● **Kurzauftrag**
Schreiben Sie aus dem Forumsthread über Aconti den Abschnitt ab, der bei den Worten "gibt's dann aber" beginnt und nach "Picard (2 November 2004)" endet.

● **Vorliegender Text**
------------------------------------------------------------------------
# Nanu: aconti so bescheiden?!?



## Telekomunikacja (2 November 2004)

Nanu, aconti so bescheiden:



> [...]
> Aconti.net Service AG, CH-Küssnacht am Rigi  - NN
> Aconti.net Service AG, CH-Küssnacht am Rigi  - NN
> [...]
> ...



Zum



> EWT-Meeting-Programm
> Motto: "Biz & Fun in the Sun"
> 
> Donnerstag, 28. Oktober '04 Ankunftstag
> ...



gibt's dann aber doch ein paar hübsche (veraltete oder aktuelle - ich war ja nicht dabei! :cry:   ) Fotos:

http://www.fubarwebmasters.com/archive/mallorca04/eurowebparty/eurowebparty2.htm  
http://www.fubarwebmasters.com/archive/mallorca04/eurowebparty/eurowebparty8.htm  

P.S. Was ist denn bitte «Umsatzstarker Nischen-Content»? :spitz: :spitz:


----------



## Captain Picard (2 November 2004)

Telekomunikacja schrieb:
			
		

> Nanu, aconti so bescheiden:


Ganz einfach, weil die "bescheiden"  sind (umsatzmäßig) man muß schon heftig im I-Net  suchen
 um mal auf "Acontis" zu stossen, das dürfte auch die Antwort auf die Frage sein, 
warum im Forum "Acontis" so gut wie nie in Dialerforum auftauchen, weniger weil sie so "superseriös" wären...  

cp


----------
------------------------------------------------------------------------
● **Gegebene Informationen**
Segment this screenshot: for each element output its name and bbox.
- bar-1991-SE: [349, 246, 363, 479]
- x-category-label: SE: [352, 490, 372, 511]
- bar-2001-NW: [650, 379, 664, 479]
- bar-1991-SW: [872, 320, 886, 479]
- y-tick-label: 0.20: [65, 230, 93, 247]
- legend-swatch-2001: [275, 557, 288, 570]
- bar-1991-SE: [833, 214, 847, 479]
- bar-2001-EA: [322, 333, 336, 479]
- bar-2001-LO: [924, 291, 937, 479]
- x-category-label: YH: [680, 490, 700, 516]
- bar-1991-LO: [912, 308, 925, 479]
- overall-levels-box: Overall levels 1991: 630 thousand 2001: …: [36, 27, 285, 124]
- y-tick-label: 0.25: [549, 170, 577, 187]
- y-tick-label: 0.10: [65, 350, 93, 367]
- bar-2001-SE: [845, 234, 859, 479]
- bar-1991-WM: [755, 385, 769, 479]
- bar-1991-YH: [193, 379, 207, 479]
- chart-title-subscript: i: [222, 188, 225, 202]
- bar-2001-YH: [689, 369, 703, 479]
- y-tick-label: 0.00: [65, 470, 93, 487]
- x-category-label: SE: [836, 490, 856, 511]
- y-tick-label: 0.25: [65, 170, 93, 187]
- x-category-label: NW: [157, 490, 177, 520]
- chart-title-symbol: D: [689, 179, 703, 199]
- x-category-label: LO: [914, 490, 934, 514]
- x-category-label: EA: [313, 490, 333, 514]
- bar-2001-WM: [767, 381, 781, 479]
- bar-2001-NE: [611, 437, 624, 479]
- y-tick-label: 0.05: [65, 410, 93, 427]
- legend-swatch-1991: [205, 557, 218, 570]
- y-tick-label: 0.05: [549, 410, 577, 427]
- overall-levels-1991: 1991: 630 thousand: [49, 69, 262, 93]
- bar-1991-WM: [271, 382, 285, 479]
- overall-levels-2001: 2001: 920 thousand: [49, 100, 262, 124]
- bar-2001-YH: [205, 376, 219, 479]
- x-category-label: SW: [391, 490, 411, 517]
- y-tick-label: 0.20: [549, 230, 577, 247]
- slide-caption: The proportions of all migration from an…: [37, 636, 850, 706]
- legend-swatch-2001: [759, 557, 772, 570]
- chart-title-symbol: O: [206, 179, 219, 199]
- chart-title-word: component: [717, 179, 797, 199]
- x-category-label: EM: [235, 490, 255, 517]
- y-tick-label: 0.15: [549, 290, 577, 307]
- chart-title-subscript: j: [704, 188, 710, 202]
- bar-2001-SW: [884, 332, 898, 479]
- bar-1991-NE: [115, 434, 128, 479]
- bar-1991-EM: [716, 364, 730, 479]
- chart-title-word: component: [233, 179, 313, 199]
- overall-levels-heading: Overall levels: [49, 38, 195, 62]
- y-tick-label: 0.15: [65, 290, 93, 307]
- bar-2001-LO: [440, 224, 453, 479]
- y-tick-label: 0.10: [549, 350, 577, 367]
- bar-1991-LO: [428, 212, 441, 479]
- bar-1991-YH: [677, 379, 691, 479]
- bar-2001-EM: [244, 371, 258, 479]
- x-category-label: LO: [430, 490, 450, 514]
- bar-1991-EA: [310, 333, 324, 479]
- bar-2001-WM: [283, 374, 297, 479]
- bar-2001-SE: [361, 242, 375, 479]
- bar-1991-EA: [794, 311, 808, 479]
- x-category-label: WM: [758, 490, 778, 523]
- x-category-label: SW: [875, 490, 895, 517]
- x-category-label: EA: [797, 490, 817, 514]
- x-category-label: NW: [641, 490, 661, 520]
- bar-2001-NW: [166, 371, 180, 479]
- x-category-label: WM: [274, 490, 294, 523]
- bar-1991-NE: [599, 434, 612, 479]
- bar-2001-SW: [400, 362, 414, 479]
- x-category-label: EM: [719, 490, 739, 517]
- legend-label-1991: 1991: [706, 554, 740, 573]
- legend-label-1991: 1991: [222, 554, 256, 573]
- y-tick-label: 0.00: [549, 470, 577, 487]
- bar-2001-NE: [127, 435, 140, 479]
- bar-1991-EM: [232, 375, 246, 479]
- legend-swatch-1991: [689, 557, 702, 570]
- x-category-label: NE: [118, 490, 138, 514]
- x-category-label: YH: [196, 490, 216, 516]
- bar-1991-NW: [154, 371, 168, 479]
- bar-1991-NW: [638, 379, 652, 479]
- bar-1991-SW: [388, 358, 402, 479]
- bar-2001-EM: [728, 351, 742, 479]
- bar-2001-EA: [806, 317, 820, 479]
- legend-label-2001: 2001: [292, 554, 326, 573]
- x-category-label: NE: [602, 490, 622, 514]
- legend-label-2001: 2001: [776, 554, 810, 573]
------------------------------------------------------------------------
● **Vollständige Antwort**
gibt's dann aber doch ein paar hübsche (veraltete oder aktuelle - ich war ja nicht dabei! :cry:   ) Fotos:

http://www.fubarwebmasters.com/archive/mallorca04/eurowebparty/eurowebparty2.htm  
http://www.fubarwebmasters.com/archive/mallorca04/eurowebparty/eurowebparty8.htm  

P.S. Was ist denn bitte «Umsatzstarker Nischen-Content»? :spitz: :spitz:


----------



## Captain Picard (2 November 2004)